# start of SUPPLIED RECORDS

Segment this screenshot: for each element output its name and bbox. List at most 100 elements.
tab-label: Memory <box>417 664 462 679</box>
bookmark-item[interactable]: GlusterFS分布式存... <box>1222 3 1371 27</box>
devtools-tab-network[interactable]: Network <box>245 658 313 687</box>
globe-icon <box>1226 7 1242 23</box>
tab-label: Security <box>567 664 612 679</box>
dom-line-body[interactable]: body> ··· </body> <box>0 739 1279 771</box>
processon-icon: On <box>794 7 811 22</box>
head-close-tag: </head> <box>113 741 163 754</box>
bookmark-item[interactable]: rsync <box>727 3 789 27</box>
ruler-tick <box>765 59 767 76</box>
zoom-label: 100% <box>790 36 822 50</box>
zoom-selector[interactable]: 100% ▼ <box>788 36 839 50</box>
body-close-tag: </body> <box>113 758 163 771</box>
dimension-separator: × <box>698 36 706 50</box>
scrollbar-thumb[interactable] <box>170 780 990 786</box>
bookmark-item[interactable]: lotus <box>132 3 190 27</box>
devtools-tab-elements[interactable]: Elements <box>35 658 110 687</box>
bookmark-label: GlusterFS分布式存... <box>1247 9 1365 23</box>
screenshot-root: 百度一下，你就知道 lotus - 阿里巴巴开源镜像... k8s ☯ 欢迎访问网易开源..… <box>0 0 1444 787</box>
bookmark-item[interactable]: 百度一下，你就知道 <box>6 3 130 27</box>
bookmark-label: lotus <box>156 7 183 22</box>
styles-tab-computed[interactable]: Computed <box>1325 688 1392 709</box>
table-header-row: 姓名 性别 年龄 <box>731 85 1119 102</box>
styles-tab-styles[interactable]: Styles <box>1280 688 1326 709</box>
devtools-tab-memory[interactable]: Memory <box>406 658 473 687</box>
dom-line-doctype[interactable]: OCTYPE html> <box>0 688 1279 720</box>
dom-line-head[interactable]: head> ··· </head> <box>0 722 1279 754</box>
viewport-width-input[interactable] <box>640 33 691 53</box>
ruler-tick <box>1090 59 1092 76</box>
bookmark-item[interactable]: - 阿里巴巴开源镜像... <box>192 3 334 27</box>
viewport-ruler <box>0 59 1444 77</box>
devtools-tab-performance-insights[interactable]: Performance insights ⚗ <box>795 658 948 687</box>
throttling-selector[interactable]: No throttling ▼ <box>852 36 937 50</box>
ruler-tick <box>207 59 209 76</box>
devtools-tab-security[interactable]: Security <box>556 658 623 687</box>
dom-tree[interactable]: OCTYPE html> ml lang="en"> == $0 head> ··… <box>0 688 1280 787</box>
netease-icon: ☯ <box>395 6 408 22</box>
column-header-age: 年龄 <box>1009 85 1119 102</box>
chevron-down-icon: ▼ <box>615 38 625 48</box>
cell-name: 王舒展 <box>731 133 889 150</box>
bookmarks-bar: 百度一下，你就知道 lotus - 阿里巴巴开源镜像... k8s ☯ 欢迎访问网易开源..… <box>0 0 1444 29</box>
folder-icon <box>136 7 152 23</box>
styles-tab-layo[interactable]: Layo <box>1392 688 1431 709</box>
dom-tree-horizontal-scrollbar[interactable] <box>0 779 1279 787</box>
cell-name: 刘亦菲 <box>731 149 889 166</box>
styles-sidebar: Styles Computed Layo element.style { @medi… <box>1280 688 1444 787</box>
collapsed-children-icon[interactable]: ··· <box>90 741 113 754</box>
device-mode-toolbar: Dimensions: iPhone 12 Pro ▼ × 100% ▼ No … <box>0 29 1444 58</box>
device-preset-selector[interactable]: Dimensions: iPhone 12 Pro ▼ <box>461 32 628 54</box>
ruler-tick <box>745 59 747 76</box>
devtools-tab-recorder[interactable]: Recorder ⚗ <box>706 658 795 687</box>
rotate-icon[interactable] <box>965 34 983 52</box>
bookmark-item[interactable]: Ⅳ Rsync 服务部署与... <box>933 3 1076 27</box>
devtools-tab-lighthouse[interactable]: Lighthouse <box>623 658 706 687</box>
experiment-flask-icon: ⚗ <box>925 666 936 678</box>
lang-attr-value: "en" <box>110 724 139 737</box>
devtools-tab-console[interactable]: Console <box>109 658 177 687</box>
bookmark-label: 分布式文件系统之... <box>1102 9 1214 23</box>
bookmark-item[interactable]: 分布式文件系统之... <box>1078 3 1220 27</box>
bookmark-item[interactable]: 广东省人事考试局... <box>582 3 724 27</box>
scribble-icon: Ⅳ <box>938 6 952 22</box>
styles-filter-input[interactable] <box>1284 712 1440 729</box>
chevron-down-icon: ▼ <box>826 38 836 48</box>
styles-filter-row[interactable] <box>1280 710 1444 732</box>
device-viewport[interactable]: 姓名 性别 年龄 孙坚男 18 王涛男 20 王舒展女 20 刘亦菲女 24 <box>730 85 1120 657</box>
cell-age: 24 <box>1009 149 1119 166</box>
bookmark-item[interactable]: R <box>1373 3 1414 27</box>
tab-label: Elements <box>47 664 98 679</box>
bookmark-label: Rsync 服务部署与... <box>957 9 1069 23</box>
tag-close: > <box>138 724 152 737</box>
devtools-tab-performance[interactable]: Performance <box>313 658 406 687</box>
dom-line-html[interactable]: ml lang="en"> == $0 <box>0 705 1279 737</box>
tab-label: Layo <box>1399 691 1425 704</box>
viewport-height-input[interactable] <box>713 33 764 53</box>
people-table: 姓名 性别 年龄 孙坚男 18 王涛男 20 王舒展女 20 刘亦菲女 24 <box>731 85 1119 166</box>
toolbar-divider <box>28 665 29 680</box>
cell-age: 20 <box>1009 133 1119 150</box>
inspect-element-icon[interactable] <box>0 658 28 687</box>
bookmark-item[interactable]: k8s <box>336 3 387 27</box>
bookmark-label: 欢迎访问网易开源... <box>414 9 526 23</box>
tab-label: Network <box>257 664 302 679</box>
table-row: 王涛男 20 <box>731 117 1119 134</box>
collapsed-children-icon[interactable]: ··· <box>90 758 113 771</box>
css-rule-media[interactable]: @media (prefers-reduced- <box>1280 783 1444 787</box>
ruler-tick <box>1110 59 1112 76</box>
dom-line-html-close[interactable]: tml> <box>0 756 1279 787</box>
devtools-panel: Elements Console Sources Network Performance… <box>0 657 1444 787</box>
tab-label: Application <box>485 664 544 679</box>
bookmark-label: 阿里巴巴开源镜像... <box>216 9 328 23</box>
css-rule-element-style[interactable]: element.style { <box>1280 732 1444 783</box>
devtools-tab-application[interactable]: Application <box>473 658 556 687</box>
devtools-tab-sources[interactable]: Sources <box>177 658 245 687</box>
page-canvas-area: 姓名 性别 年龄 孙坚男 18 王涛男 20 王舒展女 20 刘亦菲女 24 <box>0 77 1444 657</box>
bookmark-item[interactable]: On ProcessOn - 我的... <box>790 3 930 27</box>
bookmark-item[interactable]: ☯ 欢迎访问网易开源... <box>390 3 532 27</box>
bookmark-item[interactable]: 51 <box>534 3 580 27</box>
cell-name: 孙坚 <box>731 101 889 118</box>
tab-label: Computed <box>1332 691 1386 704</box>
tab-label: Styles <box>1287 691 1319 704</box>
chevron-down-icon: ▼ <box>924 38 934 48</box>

# end of SUPPLIED RECORDS

GOAL
Copy the listing word for word, from its first line through the line containing "bookmark-label: GlusterFS分布式存... <box>1247".

FULL ANSWER
Segment this screenshot: for each element output its name and bbox. List at most 100 elements.
tab-label: Memory <box>417 664 462 679</box>
bookmark-item[interactable]: GlusterFS分布式存... <box>1222 3 1371 27</box>
devtools-tab-network[interactable]: Network <box>245 658 313 687</box>
globe-icon <box>1226 7 1242 23</box>
tab-label: Security <box>567 664 612 679</box>
dom-line-body[interactable]: body> ··· </body> <box>0 739 1279 771</box>
processon-icon: On <box>794 7 811 22</box>
head-close-tag: </head> <box>113 741 163 754</box>
bookmark-item[interactable]: rsync <box>727 3 789 27</box>
ruler-tick <box>765 59 767 76</box>
zoom-label: 100% <box>790 36 822 50</box>
zoom-selector[interactable]: 100% ▼ <box>788 36 839 50</box>
body-close-tag: </body> <box>113 758 163 771</box>
dimension-separator: × <box>698 36 706 50</box>
scrollbar-thumb[interactable] <box>170 780 990 786</box>
bookmark-item[interactable]: lotus <box>132 3 190 27</box>
devtools-tab-elements[interactable]: Elements <box>35 658 110 687</box>
bookmark-label: GlusterFS分布式存... <box>1247 9 1365 23</box>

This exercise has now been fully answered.